> [Goal]
Copy each of the entries below faithfully, setting aside any pictures.

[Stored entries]
▼▼▼
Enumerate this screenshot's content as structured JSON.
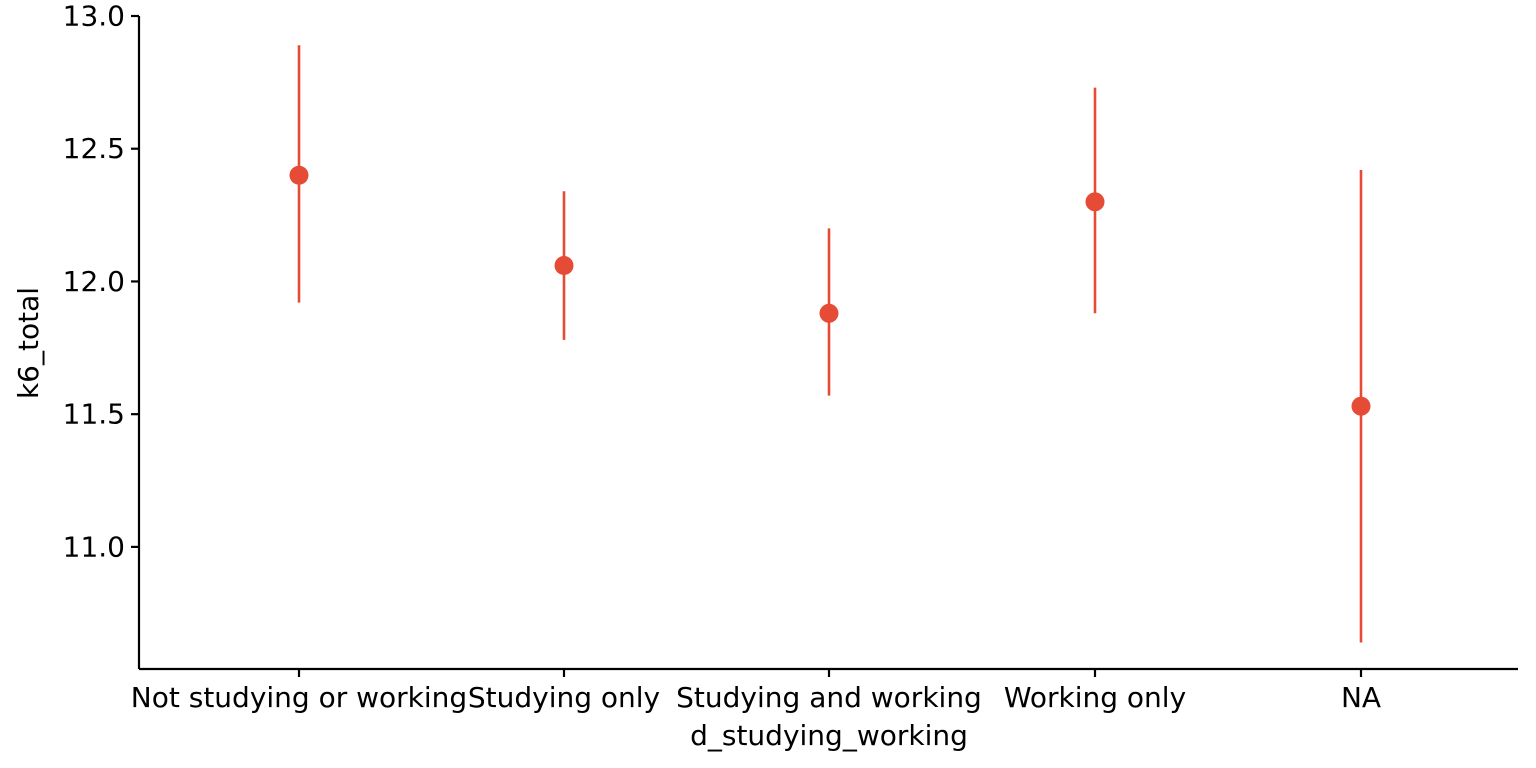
{
  "chart_data": {
    "type": "scatter",
    "title": "",
    "xlabel": "d_studying_working",
    "ylabel": "k6_total",
    "categories": [
      "Not studying or working",
      "Studying only",
      "Studying and working",
      "Working only",
      "NA"
    ],
    "series": [
      {
        "values": [
          12.4,
          12.06,
          11.88,
          12.3,
          11.53
        ],
        "lower": [
          11.92,
          11.78,
          11.57,
          11.88,
          10.64
        ],
        "upper": [
          12.89,
          12.34,
          12.2,
          12.73,
          12.42
        ]
      }
    ],
    "yticks": [
      11.0,
      11.5,
      12.0,
      12.5,
      13.0
    ],
    "ytick_labels": [
      "11.0",
      "11.5",
      "12.0",
      "12.5",
      "13.0"
    ],
    "ylim": [
      10.54,
      13.0
    ],
    "grid": false,
    "color": "#e64b35"
  }
}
▲▲▲
> [The reply]
Enumerate this screenshot's content as structured JSON.
{
  "chart_data": {
    "type": "scatter",
    "title": "",
    "xlabel": "d_studying_working",
    "ylabel": "k6_total",
    "categories": [
      "Not studying or working",
      "Studying only",
      "Studying and working",
      "Working only",
      "NA"
    ],
    "series": [
      {
        "values": [
          12.4,
          12.06,
          11.88,
          12.3,
          11.53
        ],
        "lower": [
          11.92,
          11.78,
          11.57,
          11.88,
          10.64
        ],
        "upper": [
          12.89,
          12.34,
          12.2,
          12.73,
          12.42
        ]
      }
    ],
    "yticks": [
      11.0,
      11.5,
      12.0,
      12.5,
      13.0
    ],
    "ytick_labels": [
      "11.0",
      "11.5",
      "12.0",
      "12.5",
      "13.0"
    ],
    "ylim": [
      10.54,
      13.0
    ],
    "grid": false,
    "color": "#e64b35"
  }
}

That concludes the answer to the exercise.